Go through the records and give each one again exactly.

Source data
◇ ◇ ◇ ◇

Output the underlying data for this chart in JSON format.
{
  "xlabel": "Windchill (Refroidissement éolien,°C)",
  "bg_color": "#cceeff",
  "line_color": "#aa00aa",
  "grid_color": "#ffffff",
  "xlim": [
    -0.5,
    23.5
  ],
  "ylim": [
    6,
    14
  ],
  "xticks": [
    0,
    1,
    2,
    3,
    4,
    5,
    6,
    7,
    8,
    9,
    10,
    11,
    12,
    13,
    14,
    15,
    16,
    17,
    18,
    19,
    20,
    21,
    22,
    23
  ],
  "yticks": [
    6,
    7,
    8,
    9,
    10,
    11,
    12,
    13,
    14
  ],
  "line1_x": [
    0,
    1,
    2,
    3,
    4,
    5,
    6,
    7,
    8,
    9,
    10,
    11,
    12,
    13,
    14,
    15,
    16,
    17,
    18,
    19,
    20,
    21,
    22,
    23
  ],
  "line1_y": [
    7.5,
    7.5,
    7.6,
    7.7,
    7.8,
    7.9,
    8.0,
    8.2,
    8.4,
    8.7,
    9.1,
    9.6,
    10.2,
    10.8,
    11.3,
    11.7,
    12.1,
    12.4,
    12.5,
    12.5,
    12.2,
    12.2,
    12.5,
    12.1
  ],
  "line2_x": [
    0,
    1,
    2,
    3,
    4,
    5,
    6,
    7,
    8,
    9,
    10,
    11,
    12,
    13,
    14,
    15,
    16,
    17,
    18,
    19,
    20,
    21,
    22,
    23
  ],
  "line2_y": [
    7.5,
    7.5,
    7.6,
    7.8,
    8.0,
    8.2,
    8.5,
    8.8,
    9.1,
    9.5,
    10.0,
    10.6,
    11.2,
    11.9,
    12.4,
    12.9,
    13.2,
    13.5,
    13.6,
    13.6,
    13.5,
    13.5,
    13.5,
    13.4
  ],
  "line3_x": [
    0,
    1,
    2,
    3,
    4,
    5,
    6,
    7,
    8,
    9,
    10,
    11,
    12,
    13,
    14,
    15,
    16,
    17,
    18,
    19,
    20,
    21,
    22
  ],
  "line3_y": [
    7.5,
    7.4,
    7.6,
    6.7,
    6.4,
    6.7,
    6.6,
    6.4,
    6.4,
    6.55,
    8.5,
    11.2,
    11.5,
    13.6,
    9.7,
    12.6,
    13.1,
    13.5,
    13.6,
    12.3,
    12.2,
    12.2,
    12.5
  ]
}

◇ ◇ ◇ ◇

● **WRITTEN SOLUTION**
Output the underlying data for this chart in JSON format.
{
  "xlabel": "Windchill (Refroidissement éolien,°C)",
  "bg_color": "#cceeff",
  "line_color": "#aa00aa",
  "grid_color": "#ffffff",
  "xlim": [
    -0.5,
    23.5
  ],
  "ylim": [
    6,
    14
  ],
  "xticks": [
    0,
    1,
    2,
    3,
    4,
    5,
    6,
    7,
    8,
    9,
    10,
    11,
    12,
    13,
    14,
    15,
    16,
    17,
    18,
    19,
    20,
    21,
    22,
    23
  ],
  "yticks": [
    6,
    7,
    8,
    9,
    10,
    11,
    12,
    13,
    14
  ],
  "line1_x": [
    0,
    1,
    2,
    3,
    4,
    5,
    6,
    7,
    8,
    9,
    10,
    11,
    12,
    13,
    14,
    15,
    16,
    17,
    18,
    19,
    20,
    21,
    22,
    23
  ],
  "line1_y": [
    7.5,
    7.5,
    7.6,
    7.7,
    7.8,
    7.9,
    8.0,
    8.2,
    8.4,
    8.7,
    9.1,
    9.6,
    10.2,
    10.8,
    11.3,
    11.7,
    12.1,
    12.4,
    12.5,
    12.5,
    12.2,
    12.2,
    12.5,
    12.1
  ],
  "line2_x": [
    0,
    1,
    2,
    3,
    4,
    5,
    6,
    7,
    8,
    9,
    10,
    11,
    12,
    13,
    14,
    15,
    16,
    17,
    18,
    19,
    20,
    21,
    22,
    23
  ],
  "line2_y": [
    7.5,
    7.5,
    7.6,
    7.8,
    8.0,
    8.2,
    8.5,
    8.8,
    9.1,
    9.5,
    10.0,
    10.6,
    11.2,
    11.9,
    12.4,
    12.9,
    13.2,
    13.5,
    13.6,
    13.6,
    13.5,
    13.5,
    13.5,
    13.4
  ],
  "line3_x": [
    0,
    1,
    2,
    3,
    4,
    5,
    6,
    7,
    8,
    9,
    10,
    11,
    12,
    13,
    14,
    15,
    16,
    17,
    18,
    19,
    20,
    21,
    22
  ],
  "line3_y": [
    7.5,
    7.4,
    7.6,
    6.7,
    6.4,
    6.7,
    6.6,
    6.4,
    6.4,
    6.55,
    8.5,
    11.2,
    11.5,
    13.6,
    9.7,
    12.6,
    13.1,
    13.5,
    13.6,
    12.3,
    12.2,
    12.2,
    12.5
  ]
}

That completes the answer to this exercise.